Entrées de données extraites
────────

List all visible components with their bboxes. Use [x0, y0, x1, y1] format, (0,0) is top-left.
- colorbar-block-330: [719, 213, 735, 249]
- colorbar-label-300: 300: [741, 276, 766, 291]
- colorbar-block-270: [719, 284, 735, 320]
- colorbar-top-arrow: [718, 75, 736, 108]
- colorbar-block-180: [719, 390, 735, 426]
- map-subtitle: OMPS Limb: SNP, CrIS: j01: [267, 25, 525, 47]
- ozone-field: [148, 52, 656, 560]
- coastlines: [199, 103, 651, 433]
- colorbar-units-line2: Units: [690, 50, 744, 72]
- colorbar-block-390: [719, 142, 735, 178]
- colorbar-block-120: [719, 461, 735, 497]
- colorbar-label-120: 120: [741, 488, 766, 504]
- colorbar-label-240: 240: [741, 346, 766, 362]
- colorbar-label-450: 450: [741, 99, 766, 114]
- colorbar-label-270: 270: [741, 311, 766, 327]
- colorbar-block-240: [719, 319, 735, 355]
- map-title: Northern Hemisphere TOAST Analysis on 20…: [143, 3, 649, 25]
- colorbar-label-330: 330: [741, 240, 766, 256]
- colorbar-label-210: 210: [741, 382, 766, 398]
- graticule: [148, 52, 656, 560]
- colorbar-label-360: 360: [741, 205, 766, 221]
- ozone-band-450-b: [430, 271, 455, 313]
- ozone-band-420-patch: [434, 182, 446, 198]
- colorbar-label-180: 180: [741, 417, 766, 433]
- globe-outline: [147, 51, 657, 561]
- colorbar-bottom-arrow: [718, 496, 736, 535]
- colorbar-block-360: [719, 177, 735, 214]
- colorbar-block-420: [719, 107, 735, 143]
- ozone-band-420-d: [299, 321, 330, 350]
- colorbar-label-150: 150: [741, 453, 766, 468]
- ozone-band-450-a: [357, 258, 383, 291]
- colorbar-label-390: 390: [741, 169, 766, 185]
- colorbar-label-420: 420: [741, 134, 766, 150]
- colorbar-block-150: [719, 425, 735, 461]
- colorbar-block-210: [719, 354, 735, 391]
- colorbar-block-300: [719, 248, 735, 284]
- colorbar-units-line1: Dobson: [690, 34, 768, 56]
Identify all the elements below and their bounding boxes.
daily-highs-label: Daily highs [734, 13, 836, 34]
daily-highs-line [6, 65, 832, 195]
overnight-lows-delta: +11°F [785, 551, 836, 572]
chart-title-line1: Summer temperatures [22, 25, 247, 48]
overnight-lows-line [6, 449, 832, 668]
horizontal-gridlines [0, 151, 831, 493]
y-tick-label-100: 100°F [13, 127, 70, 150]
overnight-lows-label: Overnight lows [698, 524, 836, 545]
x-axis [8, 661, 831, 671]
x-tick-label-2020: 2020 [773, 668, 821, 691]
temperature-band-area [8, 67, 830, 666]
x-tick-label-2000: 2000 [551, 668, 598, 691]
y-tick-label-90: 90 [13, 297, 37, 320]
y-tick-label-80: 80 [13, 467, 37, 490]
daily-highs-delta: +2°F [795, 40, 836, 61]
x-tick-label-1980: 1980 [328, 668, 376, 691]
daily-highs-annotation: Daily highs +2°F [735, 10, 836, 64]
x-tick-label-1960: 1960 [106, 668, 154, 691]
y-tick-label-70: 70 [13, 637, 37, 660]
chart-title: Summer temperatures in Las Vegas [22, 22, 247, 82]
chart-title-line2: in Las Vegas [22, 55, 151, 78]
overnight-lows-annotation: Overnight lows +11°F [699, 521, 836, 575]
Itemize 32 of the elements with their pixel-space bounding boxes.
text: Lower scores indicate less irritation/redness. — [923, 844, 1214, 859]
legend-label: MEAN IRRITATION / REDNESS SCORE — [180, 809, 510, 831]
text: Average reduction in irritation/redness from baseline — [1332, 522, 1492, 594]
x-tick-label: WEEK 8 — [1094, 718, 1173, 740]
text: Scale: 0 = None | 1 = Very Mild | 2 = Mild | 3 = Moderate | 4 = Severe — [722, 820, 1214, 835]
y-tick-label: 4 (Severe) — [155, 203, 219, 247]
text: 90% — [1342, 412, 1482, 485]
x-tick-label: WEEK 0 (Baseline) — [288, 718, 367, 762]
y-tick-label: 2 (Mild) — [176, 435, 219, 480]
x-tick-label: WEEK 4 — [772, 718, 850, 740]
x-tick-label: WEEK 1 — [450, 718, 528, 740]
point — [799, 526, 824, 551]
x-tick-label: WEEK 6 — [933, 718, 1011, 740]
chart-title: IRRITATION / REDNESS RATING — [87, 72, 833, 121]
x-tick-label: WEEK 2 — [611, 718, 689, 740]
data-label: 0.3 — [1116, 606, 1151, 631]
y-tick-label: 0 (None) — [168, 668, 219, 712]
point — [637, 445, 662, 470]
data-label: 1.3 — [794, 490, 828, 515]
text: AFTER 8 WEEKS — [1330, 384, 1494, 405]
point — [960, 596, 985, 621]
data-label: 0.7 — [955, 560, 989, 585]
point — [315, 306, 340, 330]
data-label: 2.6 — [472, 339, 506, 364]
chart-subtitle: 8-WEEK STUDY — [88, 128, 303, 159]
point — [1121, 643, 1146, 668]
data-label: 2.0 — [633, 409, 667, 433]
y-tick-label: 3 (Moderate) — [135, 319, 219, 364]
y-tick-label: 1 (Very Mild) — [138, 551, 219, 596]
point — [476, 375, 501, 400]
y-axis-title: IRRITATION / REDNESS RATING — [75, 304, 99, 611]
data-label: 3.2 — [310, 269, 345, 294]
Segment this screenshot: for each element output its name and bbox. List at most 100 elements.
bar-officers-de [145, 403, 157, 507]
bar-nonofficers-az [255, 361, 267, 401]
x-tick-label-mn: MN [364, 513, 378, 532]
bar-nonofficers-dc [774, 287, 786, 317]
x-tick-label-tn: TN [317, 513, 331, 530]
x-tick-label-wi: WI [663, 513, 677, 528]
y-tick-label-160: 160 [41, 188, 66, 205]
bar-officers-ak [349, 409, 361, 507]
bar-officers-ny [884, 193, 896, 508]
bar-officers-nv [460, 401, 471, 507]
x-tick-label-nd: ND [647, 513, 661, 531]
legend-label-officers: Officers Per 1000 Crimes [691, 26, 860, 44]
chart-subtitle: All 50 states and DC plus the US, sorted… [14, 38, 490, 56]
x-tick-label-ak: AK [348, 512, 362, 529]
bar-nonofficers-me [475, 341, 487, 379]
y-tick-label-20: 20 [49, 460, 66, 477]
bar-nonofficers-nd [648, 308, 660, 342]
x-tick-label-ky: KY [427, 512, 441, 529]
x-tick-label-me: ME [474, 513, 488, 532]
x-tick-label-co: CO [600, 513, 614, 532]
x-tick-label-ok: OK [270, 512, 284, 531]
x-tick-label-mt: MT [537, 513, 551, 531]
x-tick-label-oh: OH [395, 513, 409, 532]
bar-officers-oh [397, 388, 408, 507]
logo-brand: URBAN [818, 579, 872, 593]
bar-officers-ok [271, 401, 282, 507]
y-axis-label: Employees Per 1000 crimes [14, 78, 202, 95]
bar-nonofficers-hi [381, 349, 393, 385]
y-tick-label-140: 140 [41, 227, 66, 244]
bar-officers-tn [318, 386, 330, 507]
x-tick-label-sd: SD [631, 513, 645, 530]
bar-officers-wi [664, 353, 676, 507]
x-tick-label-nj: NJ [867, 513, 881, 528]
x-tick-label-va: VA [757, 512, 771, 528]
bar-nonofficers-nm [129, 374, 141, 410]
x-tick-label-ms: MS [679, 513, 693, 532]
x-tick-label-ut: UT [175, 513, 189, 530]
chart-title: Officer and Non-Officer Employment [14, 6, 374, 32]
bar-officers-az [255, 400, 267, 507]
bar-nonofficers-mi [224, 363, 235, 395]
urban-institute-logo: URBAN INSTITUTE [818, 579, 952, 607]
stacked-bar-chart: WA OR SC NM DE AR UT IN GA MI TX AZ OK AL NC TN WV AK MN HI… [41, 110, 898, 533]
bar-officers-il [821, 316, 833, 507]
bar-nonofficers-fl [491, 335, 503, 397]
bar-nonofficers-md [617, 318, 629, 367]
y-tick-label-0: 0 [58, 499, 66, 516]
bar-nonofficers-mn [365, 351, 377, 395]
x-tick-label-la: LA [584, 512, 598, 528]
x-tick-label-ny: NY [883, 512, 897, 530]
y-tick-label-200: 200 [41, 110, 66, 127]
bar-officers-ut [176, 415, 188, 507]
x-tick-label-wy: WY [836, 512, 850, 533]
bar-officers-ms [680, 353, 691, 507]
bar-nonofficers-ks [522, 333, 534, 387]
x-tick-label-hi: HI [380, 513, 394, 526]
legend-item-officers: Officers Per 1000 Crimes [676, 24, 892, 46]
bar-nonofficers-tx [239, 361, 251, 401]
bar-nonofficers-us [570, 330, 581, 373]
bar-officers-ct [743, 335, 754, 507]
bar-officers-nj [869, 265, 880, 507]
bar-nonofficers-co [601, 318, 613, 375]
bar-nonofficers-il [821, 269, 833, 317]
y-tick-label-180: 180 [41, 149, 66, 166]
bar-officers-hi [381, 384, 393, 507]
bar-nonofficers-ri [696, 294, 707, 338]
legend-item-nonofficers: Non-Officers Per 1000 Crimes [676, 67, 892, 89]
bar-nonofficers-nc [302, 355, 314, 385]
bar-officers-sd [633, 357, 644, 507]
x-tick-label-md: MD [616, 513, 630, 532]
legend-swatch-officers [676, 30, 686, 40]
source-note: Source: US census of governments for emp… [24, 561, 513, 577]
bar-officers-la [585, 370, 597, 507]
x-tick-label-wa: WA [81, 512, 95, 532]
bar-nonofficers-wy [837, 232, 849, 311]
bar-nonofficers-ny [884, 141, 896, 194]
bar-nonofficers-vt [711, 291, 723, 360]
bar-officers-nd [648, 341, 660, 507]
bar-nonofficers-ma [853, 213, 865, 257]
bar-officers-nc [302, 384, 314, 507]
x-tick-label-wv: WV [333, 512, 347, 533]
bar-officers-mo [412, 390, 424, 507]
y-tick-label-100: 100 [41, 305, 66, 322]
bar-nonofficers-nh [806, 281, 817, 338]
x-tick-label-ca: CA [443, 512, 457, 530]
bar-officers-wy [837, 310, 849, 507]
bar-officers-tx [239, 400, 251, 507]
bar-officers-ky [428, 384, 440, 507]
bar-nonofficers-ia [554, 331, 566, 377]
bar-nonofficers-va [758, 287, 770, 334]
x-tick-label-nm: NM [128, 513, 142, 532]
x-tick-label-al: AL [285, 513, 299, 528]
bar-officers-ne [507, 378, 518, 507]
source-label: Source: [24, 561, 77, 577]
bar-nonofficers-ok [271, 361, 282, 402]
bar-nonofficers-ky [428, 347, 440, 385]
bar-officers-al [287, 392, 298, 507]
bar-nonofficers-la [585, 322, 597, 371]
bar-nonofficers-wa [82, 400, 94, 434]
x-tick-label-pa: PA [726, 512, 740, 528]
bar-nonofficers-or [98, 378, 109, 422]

────────

## Tâche donnée
Rapportez toutes les lignes ci-dessus qui contiennent la chaîne « URBAN ».

## Résultat correct
logo-brand: URBAN [818, 579, 872, 593]
urban-institute-logo: URBAN INSTITUTE [818, 579, 952, 607]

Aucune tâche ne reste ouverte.